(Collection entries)
——

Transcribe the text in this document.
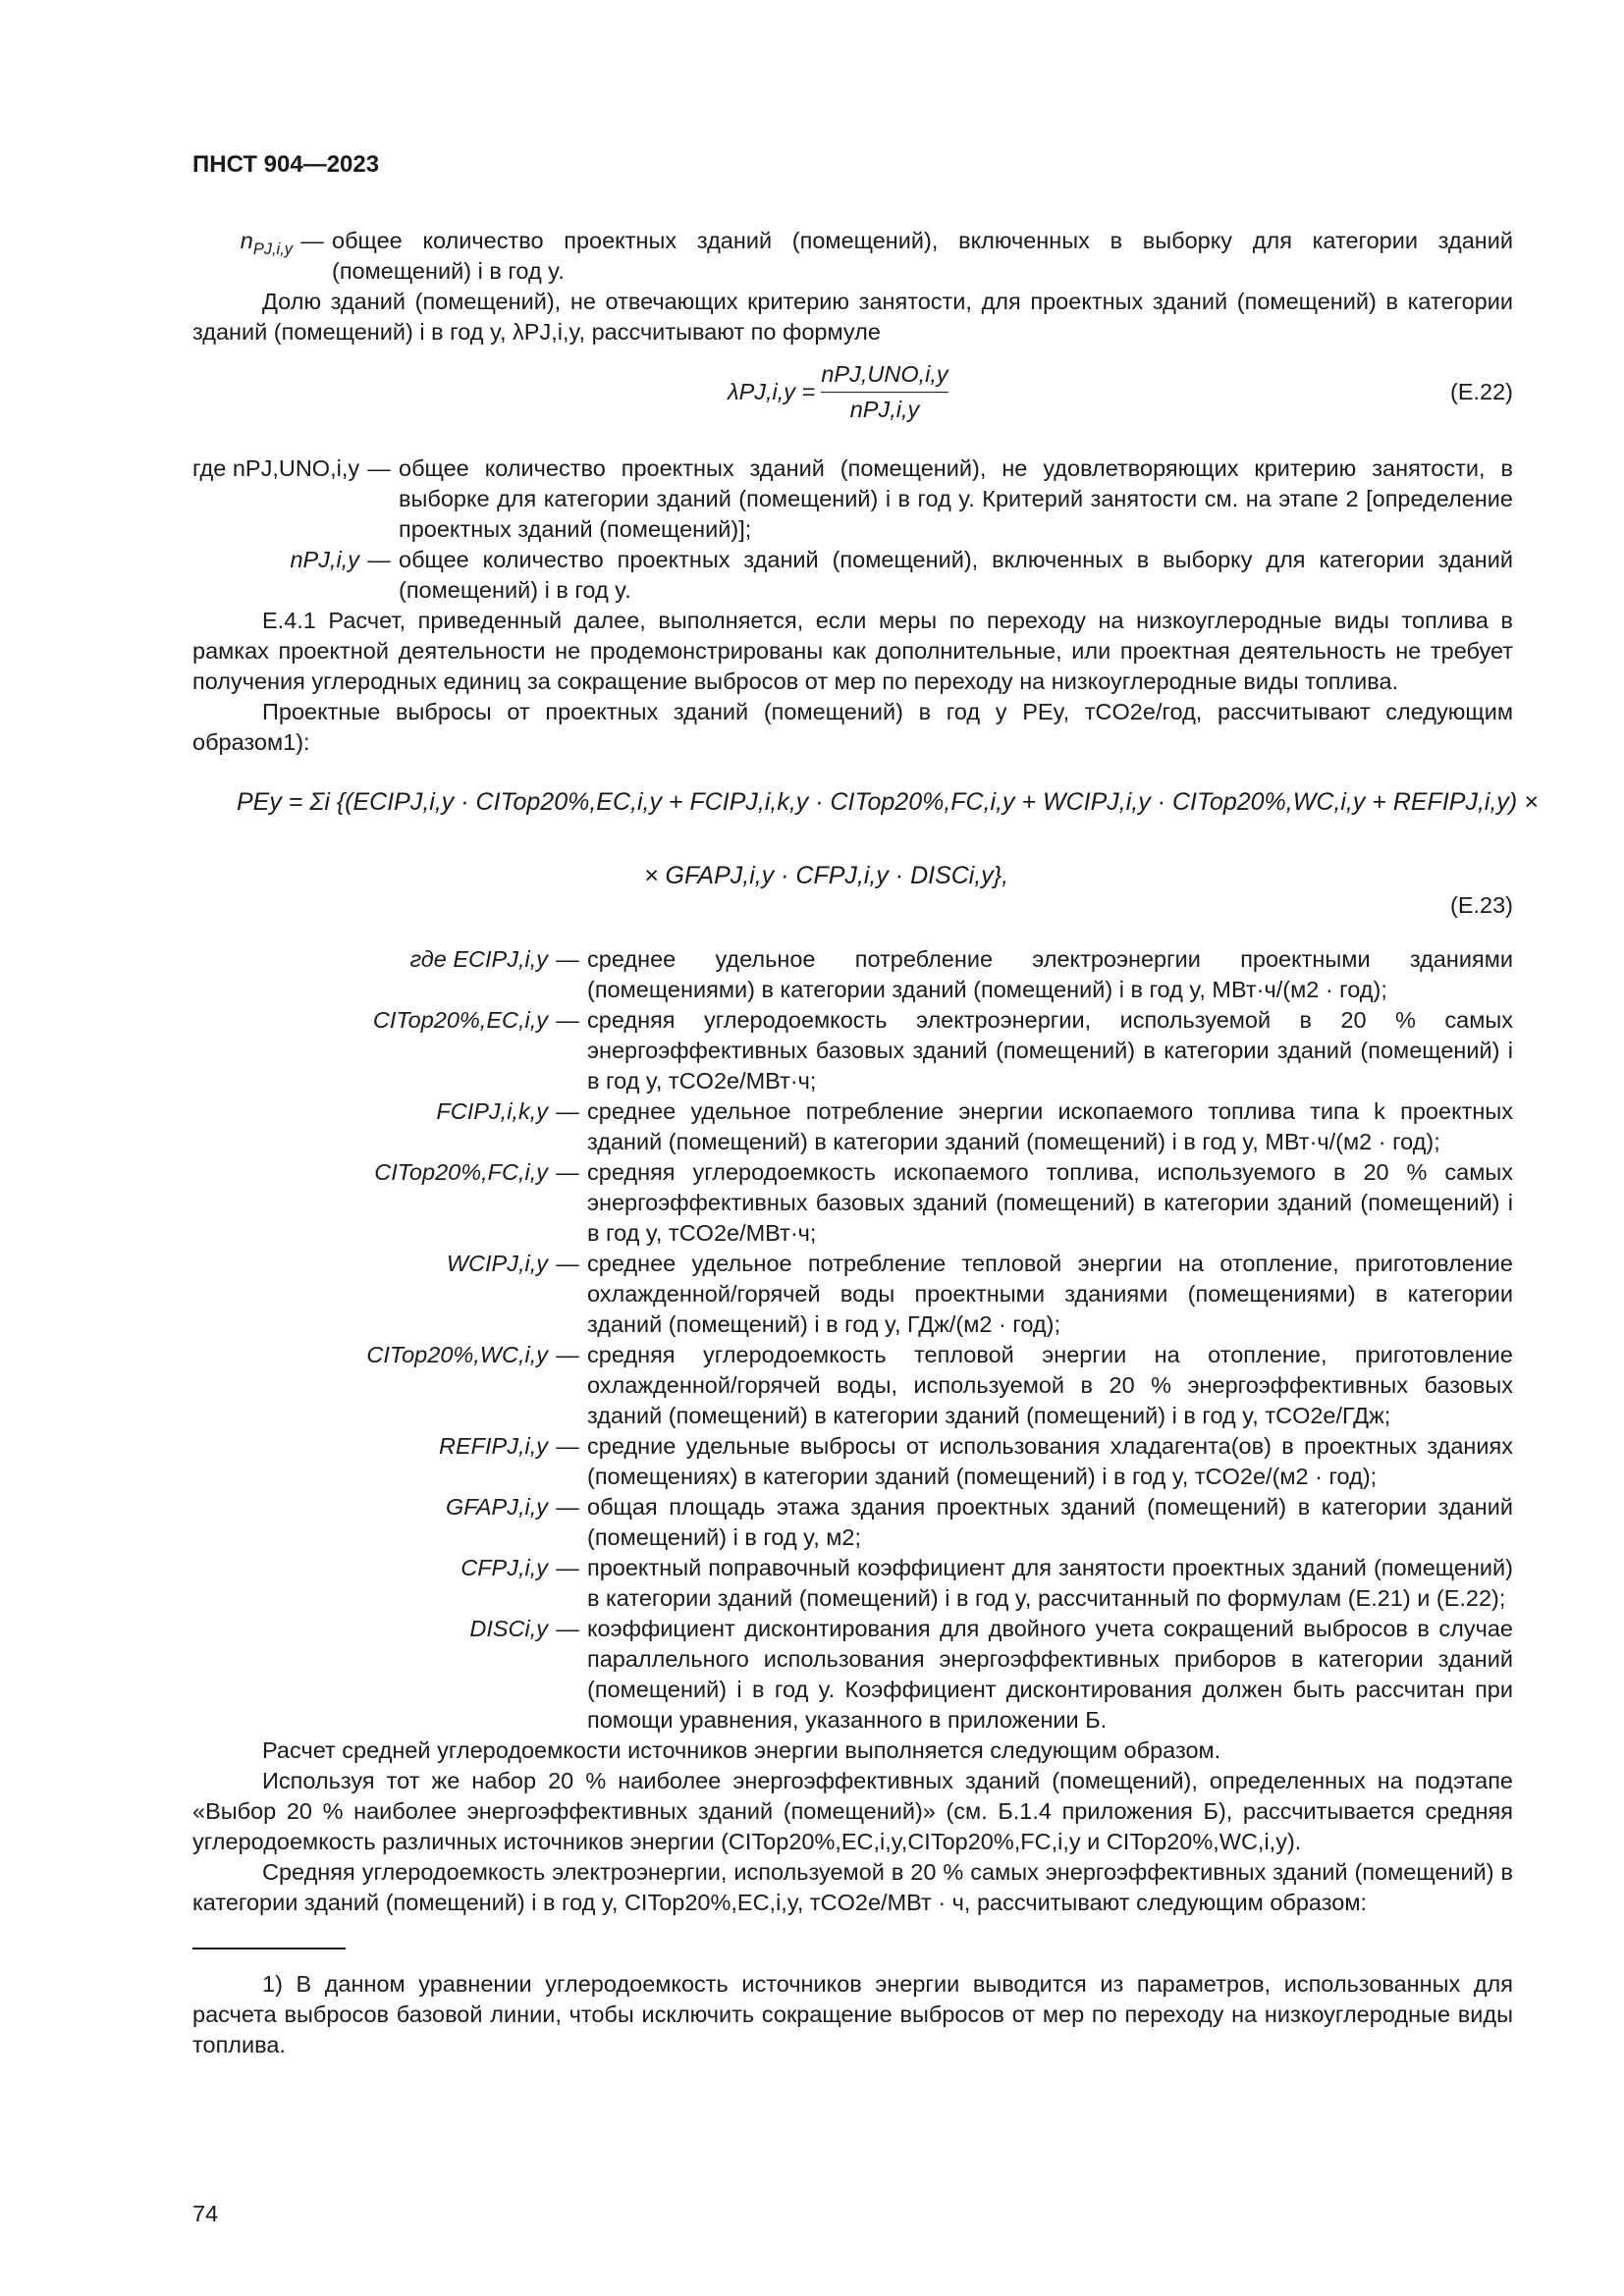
ПНСТ 904—2023
$n_{PJ,i,y}$ — общее количество проектных зданий (помещений), включенных в выборку для категории зданий (помещений) i в год y.

Долю зданий (помещений), не отвечающих критерию занятости, для проектных зданий (помещений) в категории зданий (помещений) i в год y, λPJ,i,y, рассчитывают по формуле

λPJ,i,y =
nPJ,UNO,i,y
nPJ,i,y
(Е.22)
где nPJ,UNO,i,y — общее количество проектных зданий (помещений), не удовлетворяющих критерию занятости, в выборке для категории зданий (помещений) i в год y. Критерий занятости см. на этапе 2 [определение проектных зданий (помещений)];
nPJ,i,y — общее количество проектных зданий (помещений), включенных в выборку для категории зданий (помещений) i в год y.

Е.4.1 Расчет, приведенный далее, выполняется, если меры по переходу на низкоуглеродные виды топлива в рамках проектной деятельности не продемонстрированы как дополнительные, или проектная деятельность не требует получения углеродных единиц за сокращение выбросов от мер по переходу на низкоуглеродные виды топлива.

Проектные выбросы от проектных зданий (помещений) в год y PEy, тCO2e/год, рассчитывают следующим образом1):

PEy = Σi {(ECIPJ,i,y · CITop20%,EC,i,y + FCIPJ,i,k,y · CITop20%,FC,i,y + WCIPJ,i,y · CITop20%,WC,i,y + REFIPJ,i,y) ×
× GFAPJ,i,y · CFPJ,i,y · DISCi,y},
(Е.23)
где ECIPJ,i,y — среднее удельное потребление электроэнергии проектными зданиями (помещениями) в категории зданий (помещений) i в год y, МВт·ч/(м2 · год);
CITop20%,EC,i,y — средняя углеродоемкость электроэнергии, используемой в 20 % самых энергоэффективных базовых зданий (помещений) в категории зданий (помещений) i в год y, тCO2e/МВт·ч;
FCIPJ,i,k,y — среднее удельное потребление энергии ископаемого топлива типа k проектных зданий (помещений) в категории зданий (помещений) i в год y, МВт·ч/(м2 · год);
CITop20%,FC,i,y — средняя углеродоемкость ископаемого топлива, используемого в 20 % самых энергоэффективных базовых зданий (помещений) в категории зданий (помещений) i в год y, тCO2e/МВт·ч;
WCIPJ,i,y — среднее удельное потребление тепловой энергии на отопление, приготовление охлажденной/горячей воды проектными зданиями (помещениями) в категории зданий (помещений) i в год y, ГДж/(м2 · год);
CITop20%,WC,i,y — средняя углеродоемкость тепловой энергии на отопление, приготовление охлажденной/горячей воды, используемой в 20 % энергоэффективных базовых зданий (помещений) в категории зданий (помещений) i в год y, тCO2e/ГДж;
REFIPJ,i,y — средние удельные выбросы от использования хладагента(ов) в проектных зданиях (помещениях) в категории зданий (помещений) i в год y, тCO2e/(м2 · год);
GFAPJ,i,y — общая площадь этажа здания проектных зданий (помещений) в категории зданий (помещений) i в год y, м2;
CFPJ,i,y — проектный поправочный коэффициент для занятости проектных зданий (помещений) в категории зданий (помещений) i в год y, рассчитанный по формулам (Е.21) и (Е.22);
DISCi,y — коэффициент дисконтирования для двойного учета сокращений выбросов в случае параллельного использования энергоэффективных приборов в категории зданий (помещений) i в год y. Коэффициент дисконтирования должен быть рассчитан при помощи уравнения, указанного в приложении Б.

Расчет средней углеродоемкости источников энергии выполняется следующим образом.

Используя тот же набор 20 % наиболее энергоэффективных зданий (помещений), определенных на подэтапе «Выбор 20 % наиболее энергоэффективных зданий (помещений)» (см. Б.1.4 приложения Б), рассчитывается средняя углеродоемкость различных источников энергии (CITop20%,EC,i,y,CITop20%,FC,i,y и CITop20%,WC,i,y).

Средняя углеродоемкость электроэнергии, используемой в 20 % самых энергоэффективных зданий (помещений) в категории зданий (помещений) i в год y, CITop20%,EC,i,y, тCO2e/МВт · ч, рассчитывают следующим образом:

1) В данном уравнении углеродоемкость источников энергии выводится из параметров, использованных для расчета выбросов базовой линии, чтобы исключить сокращение выбросов от мер по переходу на низкоуглеродные виды топлива.

74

——

◆ Requirement
Within the listing above, find every line containing the string "включенных" and return it.

◆ The solution
$n_{PJ,i,y}$ — общее количество проектных зданий (помещений), включенных в выборку для категории зданий (помещений) i в год y.
nPJ,i,y — общее количество проектных зданий (помещений), включенных в выборку для категории зданий (помещений) i в год y.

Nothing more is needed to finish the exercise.